Chart and figure data
.....

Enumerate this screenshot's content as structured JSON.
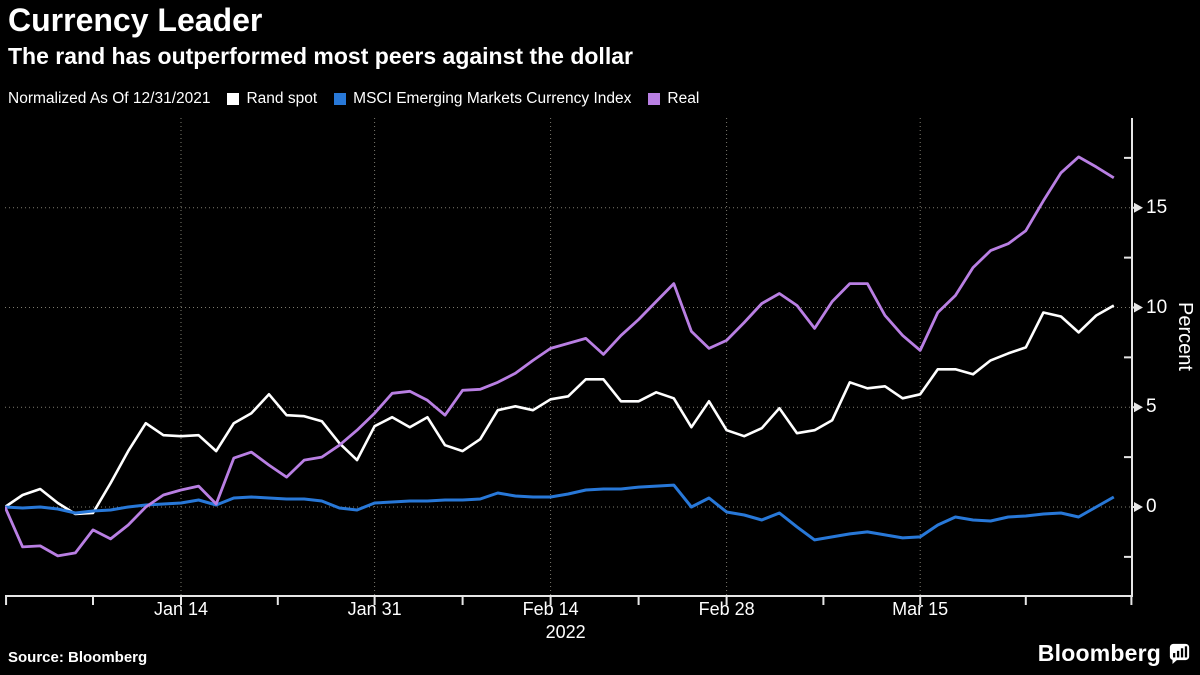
{
  "header": {
    "title": "Currency Leader",
    "subtitle": "The rand has outperformed most peers against the dollar"
  },
  "legend": {
    "note": "Normalized As Of 12/31/2021"
  },
  "footer": {
    "source": "Source: Bloomberg",
    "brand": "Bloomberg",
    "brand_icon": "bloomberg-bubble-bars-icon"
  },
  "colors": {
    "background": "#000000",
    "text": "#ffffff",
    "grid": "#7d7b70",
    "axis": "#e6e6e6",
    "rand_spot": "#ffffff",
    "msci": "#2878d8",
    "real": "#b97fe3"
  },
  "chart_data": {
    "type": "line",
    "title": "Currency Leader",
    "subtitle": "The rand has outperformed most peers against the dollar",
    "note": "Normalized As Of 12/31/2021",
    "legend_position": "top",
    "grid": {
      "style": "dotted",
      "h_values": [
        0,
        5,
        10,
        15
      ],
      "v_tick_indices": [
        10,
        21,
        31,
        41,
        52
      ]
    },
    "y_axis": {
      "label": "Percent",
      "side": "right",
      "ticks": [
        0,
        5,
        10,
        15
      ],
      "minor_ticks": [
        -2.5,
        2.5,
        7.5,
        12.5,
        17.5
      ],
      "range": [
        -4.45,
        19.5
      ]
    },
    "x_axis": {
      "ticks": [
        {
          "label": "Jan 14",
          "index": 10
        },
        {
          "label": "Jan 31",
          "index": 21
        },
        {
          "label": "Feb 14",
          "index": 31
        },
        {
          "label": "Feb 28",
          "index": 41
        },
        {
          "label": "Mar 15",
          "index": 52
        }
      ],
      "minor_tick_indices": [
        0.06,
        5,
        15.5,
        26,
        36,
        46.5,
        58,
        64
      ],
      "year_label": "2022",
      "year_index": 31
    },
    "dates": [
      "12/31",
      "01/03",
      "01/04",
      "01/05",
      "01/06",
      "01/07",
      "01/10",
      "01/11",
      "01/12",
      "01/13",
      "01/14",
      "01/17",
      "01/18",
      "01/19",
      "01/20",
      "01/21",
      "01/24",
      "01/25",
      "01/26",
      "01/27",
      "01/28",
      "01/31",
      "02/01",
      "02/02",
      "02/03",
      "02/04",
      "02/07",
      "02/08",
      "02/09",
      "02/10",
      "02/11",
      "02/14",
      "02/15",
      "02/16",
      "02/17",
      "02/18",
      "02/21",
      "02/22",
      "02/23",
      "02/24",
      "02/25",
      "02/28",
      "03/01",
      "03/02",
      "03/03",
      "03/04",
      "03/07",
      "03/08",
      "03/09",
      "03/10",
      "03/11",
      "03/14",
      "03/15",
      "03/16",
      "03/17",
      "03/18",
      "03/21",
      "03/22",
      "03/23",
      "03/24",
      "03/25",
      "03/28",
      "03/29",
      "03/30"
    ],
    "series": [
      {
        "name": "Rand spot",
        "color": "#ffffff",
        "values": [
          0,
          0.6,
          0.9,
          0.2,
          -0.35,
          -0.3,
          1.2,
          2.8,
          4.2,
          3.6,
          3.55,
          3.6,
          2.8,
          4.2,
          4.7,
          5.65,
          4.6,
          4.55,
          4.3,
          3.2,
          2.35,
          4.05,
          4.5,
          4.0,
          4.5,
          3.1,
          2.8,
          3.4,
          4.85,
          5.05,
          4.85,
          5.4,
          5.55,
          6.4,
          6.4,
          5.3,
          5.3,
          5.75,
          5.45,
          4.0,
          5.3,
          3.85,
          3.55,
          3.95,
          4.95,
          3.7,
          3.85,
          4.35,
          6.25,
          5.95,
          6.05,
          5.45,
          5.65,
          6.9,
          6.9,
          6.65,
          7.35,
          7.7,
          8.0,
          9.75,
          9.55,
          8.75,
          9.6,
          10.1
        ]
      },
      {
        "name": "MSCI Emerging Markets Currency Index",
        "color": "#2878d8",
        "values": [
          0,
          -0.05,
          0,
          -0.1,
          -0.3,
          -0.2,
          -0.15,
          0,
          0.1,
          0.15,
          0.2,
          0.35,
          0.1,
          0.45,
          0.5,
          0.45,
          0.4,
          0.4,
          0.3,
          -0.05,
          -0.15,
          0.2,
          0.25,
          0.3,
          0.3,
          0.35,
          0.35,
          0.4,
          0.7,
          0.55,
          0.5,
          0.5,
          0.65,
          0.85,
          0.9,
          0.9,
          1.0,
          1.05,
          1.1,
          0.0,
          0.45,
          -0.25,
          -0.4,
          -0.65,
          -0.3,
          -1.0,
          -1.65,
          -1.5,
          -1.35,
          -1.25,
          -1.4,
          -1.55,
          -1.5,
          -0.9,
          -0.5,
          -0.65,
          -0.7,
          -0.5,
          -0.45,
          -0.35,
          -0.3,
          -0.5,
          0.0,
          0.5
        ]
      },
      {
        "name": "Real",
        "color": "#b97fe3",
        "values": [
          0,
          -2.0,
          -1.95,
          -2.45,
          -2.3,
          -1.15,
          -1.6,
          -0.9,
          0.0,
          0.6,
          0.85,
          1.05,
          0.15,
          2.45,
          2.75,
          2.1,
          1.5,
          2.35,
          2.5,
          3.1,
          3.85,
          4.7,
          5.7,
          5.8,
          5.35,
          4.6,
          5.85,
          5.9,
          6.25,
          6.7,
          7.35,
          7.95,
          8.2,
          8.45,
          7.65,
          8.6,
          9.4,
          10.3,
          11.2,
          8.8,
          7.95,
          8.35,
          9.25,
          10.2,
          10.7,
          10.1,
          8.95,
          10.3,
          11.2,
          11.2,
          9.6,
          8.6,
          7.85,
          9.75,
          10.6,
          12.0,
          12.85,
          13.2,
          13.85,
          15.35,
          16.75,
          17.55,
          17.05,
          16.5
        ]
      }
    ]
  }
}
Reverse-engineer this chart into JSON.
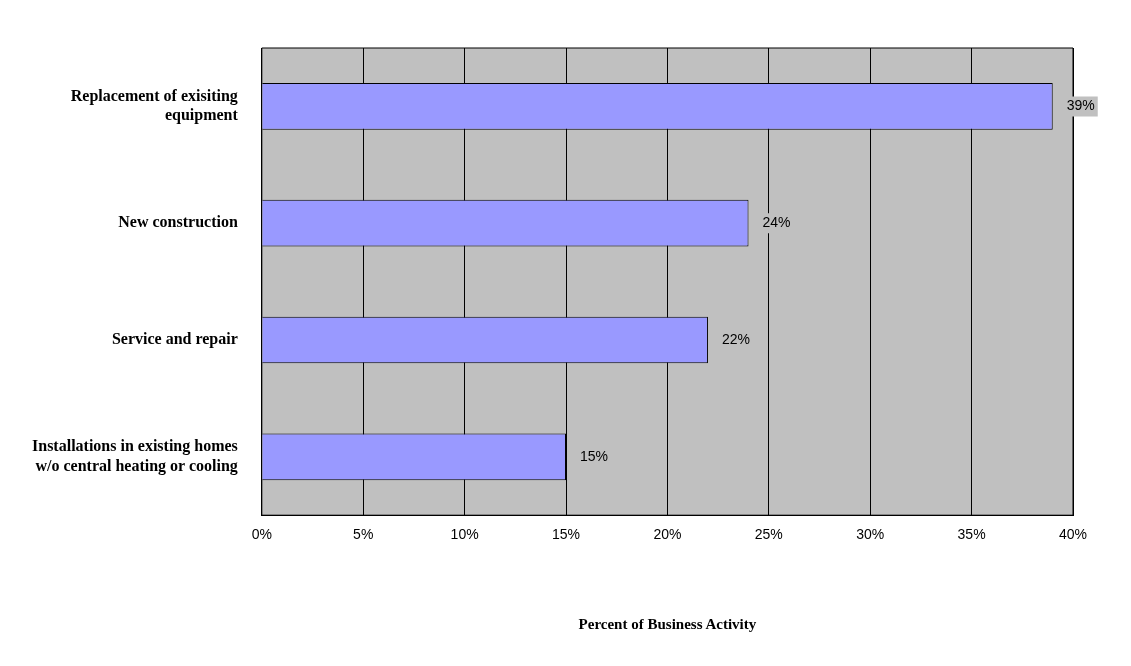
{
  "chart_data": {
    "type": "bar",
    "orientation": "horizontal",
    "xlabel": "Percent of Business Activity",
    "categories": [
      "Replacement of exisiting equipment",
      "New construction",
      "Service and repair",
      "Installations in existing homes w/o central heating or cooling"
    ],
    "values": [
      39,
      24,
      22,
      15
    ],
    "color": "#9999ff",
    "value_labels": [
      "39%",
      "24%",
      "22%",
      "15%"
    ],
    "xlim": [
      0,
      40
    ],
    "xticks": [
      {
        "value": 0,
        "label": "0%"
      },
      {
        "value": 5,
        "label": "5%"
      },
      {
        "value": 10,
        "label": "10%"
      },
      {
        "value": 15,
        "label": "15%"
      },
      {
        "value": 20,
        "label": "20%"
      },
      {
        "value": 25,
        "label": "25%"
      },
      {
        "value": 30,
        "label": "30%"
      },
      {
        "value": 35,
        "label": "35%"
      },
      {
        "value": 40,
        "label": "40%"
      }
    ],
    "grid": "x",
    "legend": false
  }
}
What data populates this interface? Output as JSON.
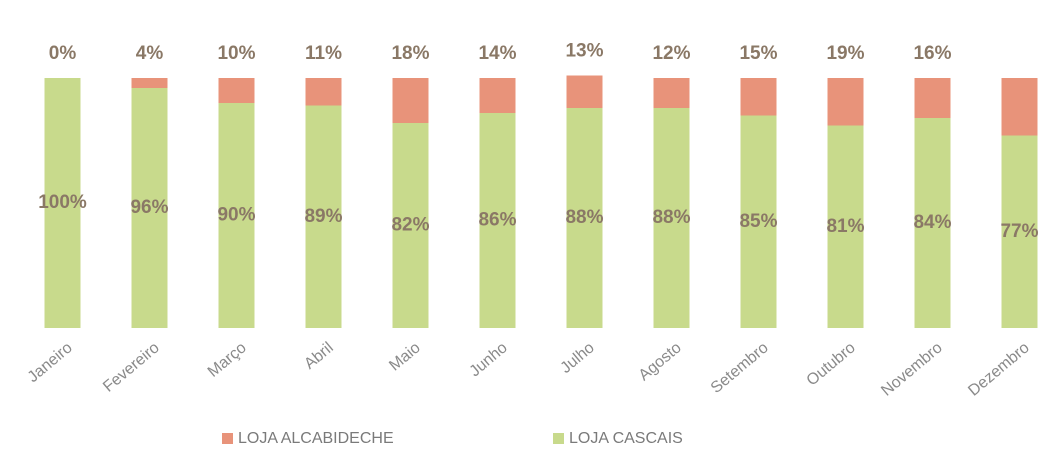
{
  "chart_data": {
    "type": "stacked_bar",
    "categories": [
      "Janeiro",
      "Fevereiro",
      "Março",
      "Abril",
      "Maio",
      "Junho",
      "Julho",
      "Agosto",
      "Setembro",
      "Outubro",
      "Novembro",
      "Dezembro"
    ],
    "series": [
      {
        "name": "LOJA CASCAIS",
        "color": "#c8da8c",
        "values": [
          100,
          96,
          90,
          89,
          82,
          86,
          88,
          88,
          85,
          81,
          84,
          77
        ],
        "value_labels": [
          "100%",
          "96%",
          "90%",
          "89%",
          "82%",
          "86%",
          "88%",
          "88%",
          "85%",
          "81%",
          "84%",
          "77%"
        ]
      },
      {
        "name": "LOJA ALCABIDECHE",
        "color": "#e8937a",
        "values": [
          0,
          4,
          10,
          11,
          18,
          14,
          13,
          12,
          15,
          19,
          16,
          23
        ],
        "value_labels": [
          "0%",
          "4%",
          "10%",
          "11%",
          "18%",
          "14%",
          "13%",
          "12%",
          "15%",
          "19%",
          "16%",
          null
        ]
      }
    ],
    "ylim": [
      0,
      100
    ]
  }
}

.....

Task directions. Where a line in the entries holds the word "Percent", copy that line.

Solution to the problem.
      "label": "Percent",
    "xlabel": "Percent of Business Activity",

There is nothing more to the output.